• [Aim] Render every entry verbatim.

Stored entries
━━━━━━━━━━
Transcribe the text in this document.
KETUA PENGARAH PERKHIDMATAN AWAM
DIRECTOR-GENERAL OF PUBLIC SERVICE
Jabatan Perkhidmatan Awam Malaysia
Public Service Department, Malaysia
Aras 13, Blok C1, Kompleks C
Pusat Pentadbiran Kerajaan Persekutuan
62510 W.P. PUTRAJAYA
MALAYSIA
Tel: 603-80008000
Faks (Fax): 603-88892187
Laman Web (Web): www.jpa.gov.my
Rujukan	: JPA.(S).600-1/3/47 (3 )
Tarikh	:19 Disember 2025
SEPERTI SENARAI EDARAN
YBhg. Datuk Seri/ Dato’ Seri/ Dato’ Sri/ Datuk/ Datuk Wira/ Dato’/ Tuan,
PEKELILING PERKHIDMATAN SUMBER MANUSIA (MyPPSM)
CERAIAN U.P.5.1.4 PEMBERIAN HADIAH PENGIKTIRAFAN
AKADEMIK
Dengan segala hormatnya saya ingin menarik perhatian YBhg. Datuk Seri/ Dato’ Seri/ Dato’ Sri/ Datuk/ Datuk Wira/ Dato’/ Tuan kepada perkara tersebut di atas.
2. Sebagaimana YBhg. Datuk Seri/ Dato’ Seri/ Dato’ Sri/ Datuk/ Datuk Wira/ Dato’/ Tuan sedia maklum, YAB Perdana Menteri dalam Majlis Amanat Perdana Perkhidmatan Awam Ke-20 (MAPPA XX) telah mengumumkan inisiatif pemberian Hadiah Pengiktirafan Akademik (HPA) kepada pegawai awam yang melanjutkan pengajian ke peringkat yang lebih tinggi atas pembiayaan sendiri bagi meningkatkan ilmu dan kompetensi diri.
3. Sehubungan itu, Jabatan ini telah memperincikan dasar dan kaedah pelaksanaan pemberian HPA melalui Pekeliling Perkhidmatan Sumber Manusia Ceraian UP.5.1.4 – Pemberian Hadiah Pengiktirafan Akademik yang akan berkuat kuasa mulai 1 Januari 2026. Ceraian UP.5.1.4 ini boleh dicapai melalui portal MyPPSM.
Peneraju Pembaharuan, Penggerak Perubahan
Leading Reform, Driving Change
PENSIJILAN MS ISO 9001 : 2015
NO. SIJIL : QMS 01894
━━━━━━━━━━
• [Answer for this exercise]
Transcribe the text in this document.
KETUA PENGARAH PERKHIDMATAN AWAM
DIRECTOR-GENERAL OF PUBLIC SERVICE
Jabatan Perkhidmatan Awam Malaysia
Public Service Department, Malaysia
Aras 13, Blok C1, Kompleks C
Pusat Pentadbiran Kerajaan Persekutuan
62510 W.P. PUTRAJAYA
MALAYSIA
Tel: 603-80008000
Faks (Fax): 603-88892187
Laman Web (Web): www.jpa.gov.my
Rujukan	: JPA.(S).600-1/3/47 (3 )
Tarikh	:19 Disember 2025
SEPERTI SENARAI EDARAN
YBhg. Datuk Seri/ Dato’ Seri/ Dato’ Sri/ Datuk/ Datuk Wira/ Dato’/ Tuan,
PEKELILING PERKHIDMATAN SUMBER MANUSIA (MyPPSM)
CERAIAN U.P.5.1.4 PEMBERIAN HADIAH PENGIKTIRAFAN
AKADEMIK
Dengan segala hormatnya saya ingin menarik perhatian YBhg. Datuk Seri/ Dato’ Seri/ Dato’ Sri/ Datuk/ Datuk Wira/ Dato’/ Tuan kepada perkara tersebut di atas.
2. Sebagaimana YBhg. Datuk Seri/ Dato’ Seri/ Dato’ Sri/ Datuk/ Datuk Wira/ Dato’/ Tuan sedia maklum, YAB Perdana Menteri dalam Majlis Amanat Perdana Perkhidmatan Awam Ke-20 (MAPPA XX) telah mengumumkan inisiatif pemberian Hadiah Pengiktirafan Akademik (HPA) kepada pegawai awam yang melanjutkan pengajian ke peringkat yang lebih tinggi atas pembiayaan sendiri bagi meningkatkan ilmu dan kompetensi diri.
3. Sehubungan itu, Jabatan ini telah memperincikan dasar dan kaedah pelaksanaan pemberian HPA melalui Pekeliling Perkhidmatan Sumber Manusia Ceraian UP.5.1.4 – Pemberian Hadiah Pengiktirafan Akademik yang akan berkuat kuasa mulai 1 Januari 2026. Ceraian UP.5.1.4 ini boleh dicapai melalui portal MyPPSM.
Peneraju Pembaharuan, Penggerak Perubahan
Leading Reform, Driving Change
PENSIJILAN MS ISO 9001 : 2015
NO. SIJIL : QMS 01894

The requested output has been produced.